◆ **Task prompt**:
Pull every line containing the word "Find" from the records.

◆ **Data rows**:

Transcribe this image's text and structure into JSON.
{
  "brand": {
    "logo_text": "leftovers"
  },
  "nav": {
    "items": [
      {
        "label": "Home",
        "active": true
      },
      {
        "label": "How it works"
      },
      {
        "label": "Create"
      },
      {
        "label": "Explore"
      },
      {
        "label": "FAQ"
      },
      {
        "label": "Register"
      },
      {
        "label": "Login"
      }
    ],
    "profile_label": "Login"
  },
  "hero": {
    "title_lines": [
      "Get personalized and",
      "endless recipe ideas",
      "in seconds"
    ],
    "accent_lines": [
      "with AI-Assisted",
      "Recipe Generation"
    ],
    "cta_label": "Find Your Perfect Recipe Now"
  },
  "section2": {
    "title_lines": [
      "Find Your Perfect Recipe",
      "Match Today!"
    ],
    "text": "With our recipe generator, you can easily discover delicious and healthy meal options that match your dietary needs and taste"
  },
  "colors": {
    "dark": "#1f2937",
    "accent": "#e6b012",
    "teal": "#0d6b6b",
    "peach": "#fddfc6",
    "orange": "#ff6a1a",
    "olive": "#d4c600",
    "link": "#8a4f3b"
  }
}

◆ **Full solution**:
    "cta_label": "Find Your Perfect Recipe Now"
      "Find Your Perfect Recipe",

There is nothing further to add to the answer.